**TASK OBJECTIVE**
Copy every entry exactly as given, minus the images.

**DATA TO USE**

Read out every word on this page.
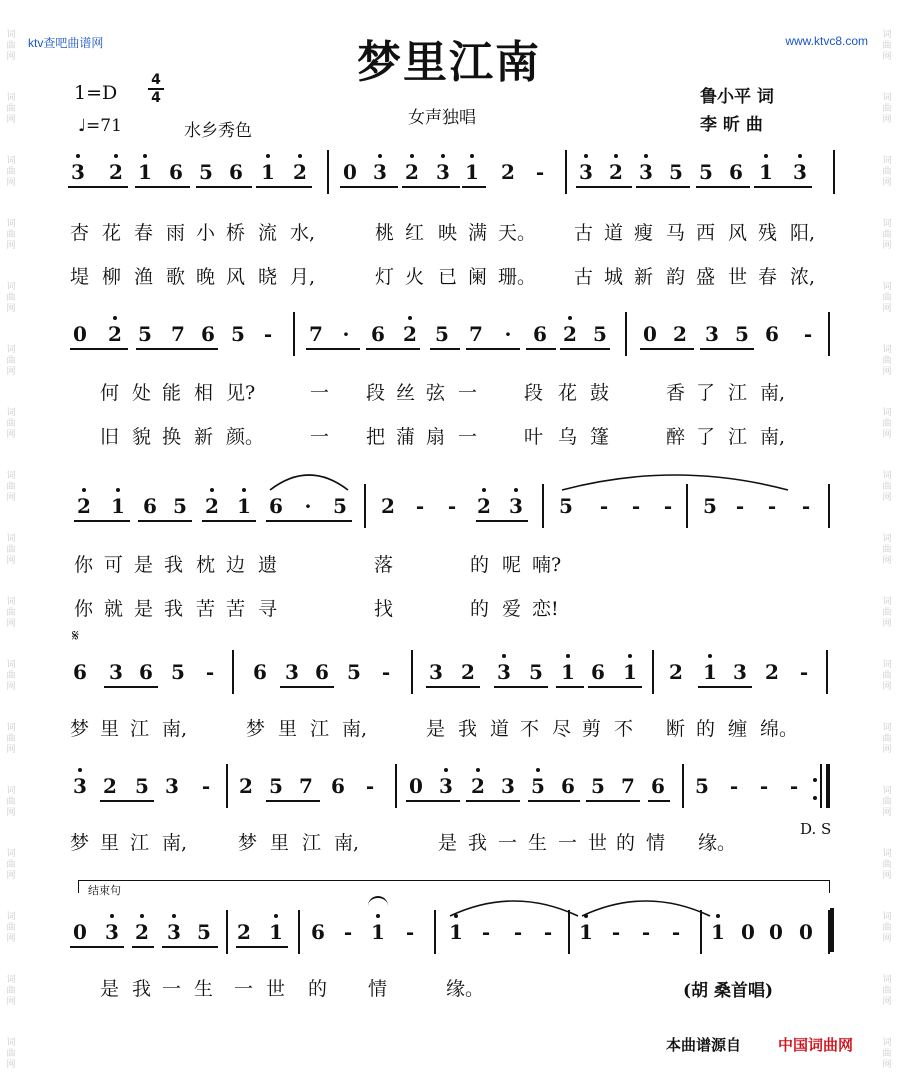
词
曲
网
词
曲
网
词
曲
网
词
曲
网
词
曲
网
词
曲
网
词
曲
网
词
曲
网
词
曲
网
词
曲
网
词
曲
网
词
曲
网
词
曲
网
词
曲
网
词
曲
网
词
曲
网
词
曲
网
词
曲
网
词
曲
网
词
曲
网
词
曲
网
词
曲
网
词
曲
网
词
曲
网
词
曲
网
词
曲
网
词
曲
网
词
曲
网
词
曲
网
词
曲
网
词
曲
网
词
曲
网
词
曲
网
词
曲
网
ktv查吧曲谱网	www.ktvc8.com
梦里江南
1=D
4
4
♩=71	水乡秀色
女声独唱
鲁小平 词
李 昕 曲
3 2 1 6 5 6 1 2 0 3 2 3 1 2 - 3 2 3 5 5 6 1 3
杏 花 春 雨 小 桥 流 水,	桃 红 映 满 天。 古 道 瘦 马 西 风 残 阳,
堤 柳 渔 歌 晚 风 晓 月,	灯 火 已 阑 珊。 古 城 新 韵 盛 世 春 浓,
0 2 5 7 6 5 - 7 ·	6 2 5 7	·	6 2 5 0 2 3 5 6 -
何 处 能 相 见?	一 段 丝 弦 一 段 花 鼓	香 了 江 南,
旧 貌 换 新 颜。 一 把 蒲 扇 一 叶 乌 篷	醉 了 江 南,
2 1 6 5 2 1 6	·	5 2 - - 2 3 5 - - - 5 - - -
你 可 是 我 枕 边 遗	落	的 呢 喃?
你 就 是 我 苦 苦 寻	找	的 爱 恋!
6 3 6 5 - 6 3 6 5 - 3 2 3 5 1 6 1 2 1 3 2 -
梦 里 江 南,	梦 里 江 南,	是 我 道 不 尽 剪 不 断 的 缠 绵。
3 2 5 3 - 2 5 7 6 - 0 3 2 3 5 6 5 7 6 5 - - -
梦 里 江 南,	梦 里 江 南,	是 我 一 生 一 世 的 情 缘。
0 3 2 3 5 2 1 6 - 1 - 1 - - - 1 - - - 1 0 0 0
是 我 一 生 一 世 的 情	缘。
𝄋
D. S
结束句
(胡 桑首唱)
本曲谱源自 中国词曲网
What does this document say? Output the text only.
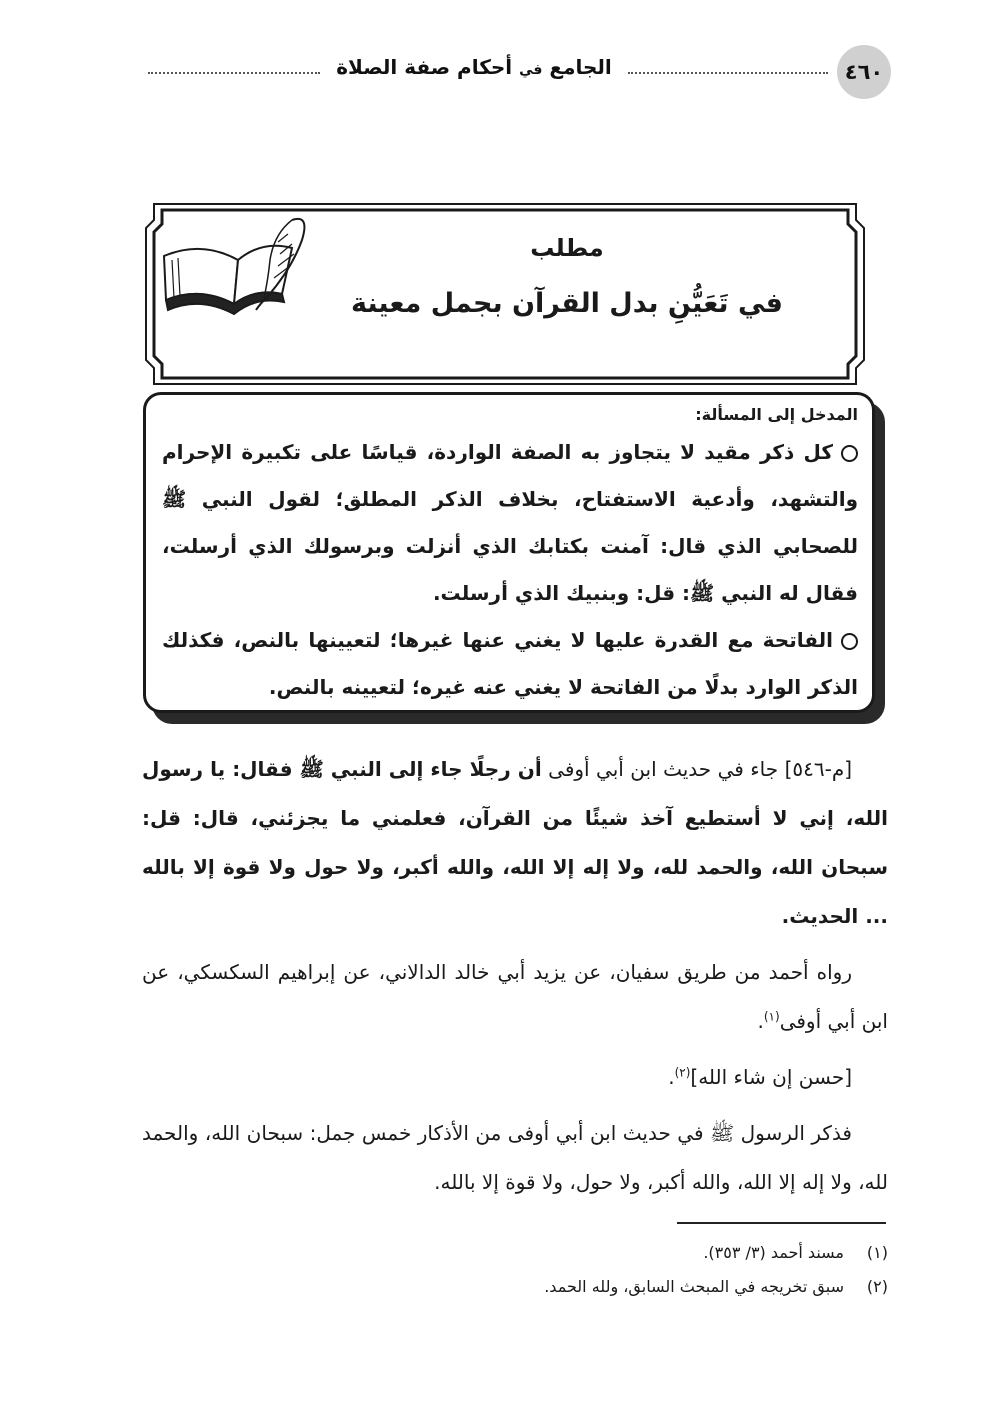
٤٦٠
الجامع في أحكام صفة الصلاة
مطلب
في تَعَيُّنِ بدل القرآن بجمل معينة

المدخل إلى المسألة:

كل ذكر مقيد لا يتجاوز به الصفة الواردة، قياسًا على تكبيرة الإحرام والتشهد، وأدعية الاستفتاح، بخلاف الذكر المطلق؛ لقول النبي ﷺ للصحابي الذي قال: آمنت بكتابك الذي أنزلت وبرسولك الذي أرسلت، فقال له النبي ﷺ: قل: وبنبيك الذي أرسلت.

الفاتحة مع القدرة عليها لا يغني عنها غيرها؛ لتعيينها بالنص، فكذلك الذكر الوارد بدلًا من الفاتحة لا يغني عنه غيره؛ لتعيينه بالنص.

[م-٥٤٦] جاء في حديث ابن أبي أوفى أن رجلًا جاء إلى النبي ﷺ فقال: يا رسول الله، إني لا أستطيع آخذ شيئًا من القرآن، فعلمني ما يجزئني، قال: قل: سبحان الله، والحمد لله، ولا إله إلا الله، والله أكبر، ولا حول ولا قوة إلا بالله ... الحديث.

رواه أحمد من طريق سفيان، عن يزيد أبي خالد الدالاني، عن إبراهيم السكسكي، عن ابن أبي أوفى$^{(١)}$.

[حسن إن شاء الله]$^{(٢)}$.

فذكر الرسول ﷺ في حديث ابن أبي أوفى من الأذكار خمس جمل: سبحان الله، والحمد لله، ولا إله إلا الله، والله أكبر، ولا حول، ولا قوة إلا بالله.

(١)مسند أحمد (٣/ ٣٥٣).

(٢)سبق تخريجه في المبحث السابق، ولله الحمد.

**ANSWER TO THIS PROBLEM**
Read out every word on this page.
词
曲
网
词
曲
网
词
曲
网
词
曲
网
词
曲
网
词
曲
网
词
曲
网
词
曲
网
词
曲
网
词
曲
网
词
曲
网
词
曲
网
词
曲
网
词
曲
网
词
曲
网
词
曲
网
词
曲
网
词
曲
网
词
曲
网
词
曲
网
词
曲
网
词
曲
网
词
曲
网
词
曲
网
词
曲
网
词
曲
网
词
曲
网
词
曲
网
词
曲
网
词
曲
网
词
曲
网
词
曲
网
词
曲
网
词
曲
网
ktv查吧曲谱网	www.ktvc8.com
梦里江南
1=D
4
4
♩=71	水乡秀色
女声独唱
鲁小平 词
李 昕 曲
3 2 1 6 5 6 1 2 0 3 2 3 1 2 - 3 2 3 5 5 6 1 3
杏 花 春 雨 小 桥 流 水,	桃 红 映 满 天。 古 道 瘦 马 西 风 残 阳,
堤 柳 渔 歌 晚 风 晓 月,	灯 火 已 阑 珊。 古 城 新 韵 盛 世 春 浓,
0 2 5 7 6 5 - 7 ·	6 2 5 7	·	6 2 5 0 2 3 5 6 -
何 处 能 相 见?	一 段 丝 弦 一 段 花 鼓	香 了 江 南,
旧 貌 换 新 颜。 一 把 蒲 扇 一 叶 乌 篷	醉 了 江 南,
2 1 6 5 2 1 6	·	5 2 - - 2 3 5 - - - 5 - - -
你 可 是 我 枕 边 遗	落	的 呢 喃?
你 就 是 我 苦 苦 寻	找	的 爱 恋!
6 3 6 5 - 6 3 6 5 - 3 2 3 5 1 6 1 2 1 3 2 -
梦 里 江 南,	梦 里 江 南,	是 我 道 不 尽 剪 不 断 的 缠 绵。
3 2 5 3 - 2 5 7 6 - 0 3 2 3 5 6 5 7 6 5 - - -
梦 里 江 南,	梦 里 江 南,	是 我 一 生 一 世 的 情 缘。
0 3 2 3 5 2 1 6 - 1 - 1 - - - 1 - - - 1 0 0 0
是 我 一 生 一 世 的 情	缘。
𝄋
D. S
结束句
(胡 桑首唱)
本曲谱源自 中国词曲网
What does this document say? Output the text only.
٤٦٠
الجامع في أحكام صفة الصلاة
مطلب
في تَعَيُّنِ بدل القرآن بجمل معينة

المدخل إلى المسألة:

كل ذكر مقيد لا يتجاوز به الصفة الواردة، قياسًا على تكبيرة الإحرام والتشهد، وأدعية الاستفتاح، بخلاف الذكر المطلق؛ لقول النبي ﷺ للصحابي الذي قال: آمنت بكتابك الذي أنزلت وبرسولك الذي أرسلت، فقال له النبي ﷺ: قل: وبنبيك الذي أرسلت.

الفاتحة مع القدرة عليها لا يغني عنها غيرها؛ لتعيينها بالنص، فكذلك الذكر الوارد بدلًا من الفاتحة لا يغني عنه غيره؛ لتعيينه بالنص.

[م-٥٤٦] جاء في حديث ابن أبي أوفى أن رجلًا جاء إلى النبي ﷺ فقال: يا رسول الله، إني لا أستطيع آخذ شيئًا من القرآن، فعلمني ما يجزئني، قال: قل: سبحان الله، والحمد لله، ولا إله إلا الله، والله أكبر، ولا حول ولا قوة إلا بالله ... الحديث.

رواه أحمد من طريق سفيان، عن يزيد أبي خالد الدالاني، عن إبراهيم السكسكي، عن ابن أبي أوفى$^{(١)}$.

[حسن إن شاء الله]$^{(٢)}$.

فذكر الرسول ﷺ في حديث ابن أبي أوفى من الأذكار خمس جمل: سبحان الله، والحمد لله، ولا إله إلا الله، والله أكبر، ولا حول، ولا قوة إلا بالله.

(١)مسند أحمد (٣/ ٣٥٣).

(٢)سبق تخريجه في المبحث السابق، ولله الحمد.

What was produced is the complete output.